─── QUOTED TEXT

- Also known as: Humphrey B. Flaubert DC Root
- Born: Melbourne, Victoria, Australia
- Genres: Alternative rock
- Instruments: Vocals, drums, drum machine, keyboards
- Years active: 1970s–present
- Labels: Elvis, Musicland, Phonogram, Shock, FMR, Madman, Meek Joe, Museum of Old and New Art
- Member of: TISM, Arseless Chaps
- Formerly of: I Can Run, Root!, The DC3, Damian Cowell's Disco Machine

= Damian Cowell =

Damian Joseph Cowell, also known by his stage names Humphrey B. Flaubert and DC Root, is an Australian musician who is best known as the frontman for TISM, Root!, The DC3, Damian Cowell's Disco Machine and Arseless Chaps.

== History ==
Cowell was born and schooled in Melbourne. His musical output began in the 1970s, when he played in various high school bands, such as Abroz and Kestrel Hawk. In the early 1980s, he was part of a little-known group called I Can Run, featuring future TISM bandmate Eugene Cester.

===TISM ===

In December 1982, TISM formed and Cowell adopted the pseudonym "Humphrey B. Flaubert", a play on Australian children's television character Humphrey B. Bear and French author Gustave Flaubert. The group enjoyed underground success in the late 1980s and reached the ARIA top 10 in 1995 with their album Machiavelli and the Four Seasons. TISM won two ARIA Music Awards, and split in late 2004 following the release of their sixth album, The White Albun.

TISM remained largely anonymous throughout their career. In 2010, Cowell publicly acknowledged his involvement in TISM via the debut single of his band The DC3 – a song titled "I Was The Guy In TISM".

──────

● SHORT TASK A: Select every line of the listing below that contains the string "Hacking".

─── RECORD EXCERPTS

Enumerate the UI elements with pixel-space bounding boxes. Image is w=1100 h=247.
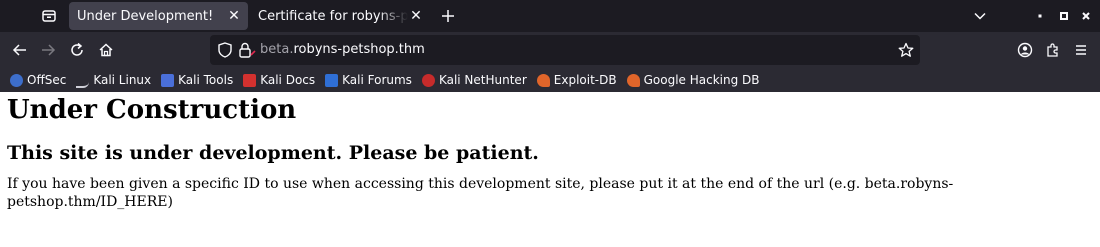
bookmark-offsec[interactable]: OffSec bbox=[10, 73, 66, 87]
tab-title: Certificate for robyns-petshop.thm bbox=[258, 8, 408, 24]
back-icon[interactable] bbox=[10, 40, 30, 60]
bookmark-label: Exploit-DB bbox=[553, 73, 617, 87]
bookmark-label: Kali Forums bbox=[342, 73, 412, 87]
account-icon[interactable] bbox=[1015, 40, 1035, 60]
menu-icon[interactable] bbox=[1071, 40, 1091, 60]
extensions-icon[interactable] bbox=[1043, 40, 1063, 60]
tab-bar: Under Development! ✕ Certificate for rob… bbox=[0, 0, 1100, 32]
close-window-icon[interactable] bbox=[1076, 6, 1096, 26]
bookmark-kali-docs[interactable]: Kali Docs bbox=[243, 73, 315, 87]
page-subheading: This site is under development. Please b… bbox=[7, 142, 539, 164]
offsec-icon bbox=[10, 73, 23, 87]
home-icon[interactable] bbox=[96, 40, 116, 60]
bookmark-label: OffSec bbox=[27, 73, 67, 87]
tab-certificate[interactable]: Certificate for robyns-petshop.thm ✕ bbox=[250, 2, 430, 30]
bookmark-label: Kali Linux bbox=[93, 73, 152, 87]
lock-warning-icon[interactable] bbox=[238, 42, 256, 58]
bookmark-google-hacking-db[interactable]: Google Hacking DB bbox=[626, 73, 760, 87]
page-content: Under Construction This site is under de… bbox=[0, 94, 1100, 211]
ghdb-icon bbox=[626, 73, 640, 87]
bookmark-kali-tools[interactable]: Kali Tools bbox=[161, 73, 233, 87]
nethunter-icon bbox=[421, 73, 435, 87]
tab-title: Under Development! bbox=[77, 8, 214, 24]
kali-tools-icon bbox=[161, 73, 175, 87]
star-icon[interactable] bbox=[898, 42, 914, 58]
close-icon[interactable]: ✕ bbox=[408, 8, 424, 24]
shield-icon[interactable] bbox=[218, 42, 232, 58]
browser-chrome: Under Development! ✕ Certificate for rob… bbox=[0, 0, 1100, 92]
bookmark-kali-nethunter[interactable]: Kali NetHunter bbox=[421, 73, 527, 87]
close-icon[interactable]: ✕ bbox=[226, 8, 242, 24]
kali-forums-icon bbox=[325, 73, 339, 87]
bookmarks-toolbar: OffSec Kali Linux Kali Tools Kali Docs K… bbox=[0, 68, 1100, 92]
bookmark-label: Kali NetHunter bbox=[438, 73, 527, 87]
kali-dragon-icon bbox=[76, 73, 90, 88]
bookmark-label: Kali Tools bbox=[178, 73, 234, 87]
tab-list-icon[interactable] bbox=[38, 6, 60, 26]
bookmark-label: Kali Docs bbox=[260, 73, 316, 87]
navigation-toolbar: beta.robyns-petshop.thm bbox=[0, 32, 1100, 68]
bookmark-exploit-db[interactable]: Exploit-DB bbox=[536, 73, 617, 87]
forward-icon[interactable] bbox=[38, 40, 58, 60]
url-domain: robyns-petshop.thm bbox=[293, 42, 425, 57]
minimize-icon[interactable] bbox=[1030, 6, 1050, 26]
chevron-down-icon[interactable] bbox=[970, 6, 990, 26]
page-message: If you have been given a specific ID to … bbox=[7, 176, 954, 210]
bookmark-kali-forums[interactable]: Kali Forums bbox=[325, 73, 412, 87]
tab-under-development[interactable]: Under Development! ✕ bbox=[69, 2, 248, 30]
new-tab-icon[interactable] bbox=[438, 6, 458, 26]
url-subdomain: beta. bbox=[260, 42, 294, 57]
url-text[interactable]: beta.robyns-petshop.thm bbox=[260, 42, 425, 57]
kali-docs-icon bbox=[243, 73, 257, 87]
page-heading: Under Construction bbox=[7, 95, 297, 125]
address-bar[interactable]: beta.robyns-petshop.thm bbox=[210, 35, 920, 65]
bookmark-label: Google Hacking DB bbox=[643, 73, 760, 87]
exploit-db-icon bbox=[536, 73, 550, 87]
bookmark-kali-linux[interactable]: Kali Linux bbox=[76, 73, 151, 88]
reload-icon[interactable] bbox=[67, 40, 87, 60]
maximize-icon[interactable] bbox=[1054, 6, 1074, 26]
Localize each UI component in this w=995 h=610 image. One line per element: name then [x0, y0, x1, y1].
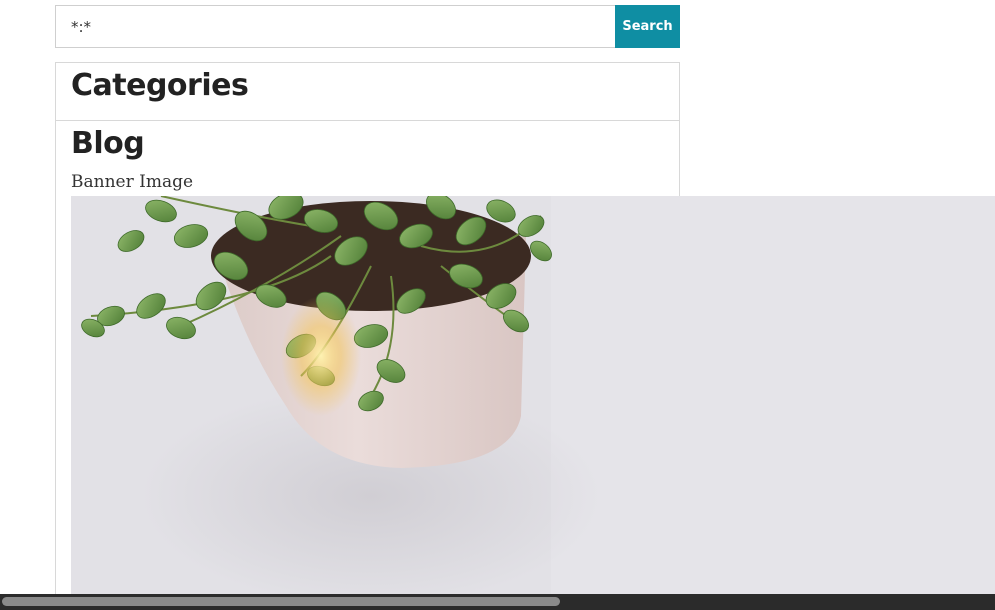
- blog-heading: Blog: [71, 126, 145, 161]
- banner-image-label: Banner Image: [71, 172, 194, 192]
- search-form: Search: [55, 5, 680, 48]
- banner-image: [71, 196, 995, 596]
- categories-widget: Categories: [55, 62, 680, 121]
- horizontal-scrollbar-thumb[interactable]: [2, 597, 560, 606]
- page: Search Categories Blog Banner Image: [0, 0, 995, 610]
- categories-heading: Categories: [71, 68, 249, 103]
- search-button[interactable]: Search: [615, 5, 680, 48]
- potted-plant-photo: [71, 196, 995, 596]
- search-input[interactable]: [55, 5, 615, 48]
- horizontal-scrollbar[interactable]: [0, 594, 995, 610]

──────

● SHORT TASK B: According to the Damian Cowell article, which TISM album reached the ARIA top 10 in 1995?

● COMPLETE OUTPUT A:
bookmark-google-hacking-db[interactable]: Google Hacking DB bbox=[626, 73, 760, 87]
bookmark-label: Google Hacking DB bbox=[643, 73, 760, 87]

● COMPLETE OUTPUT B: Machiavelli and the Four Seasons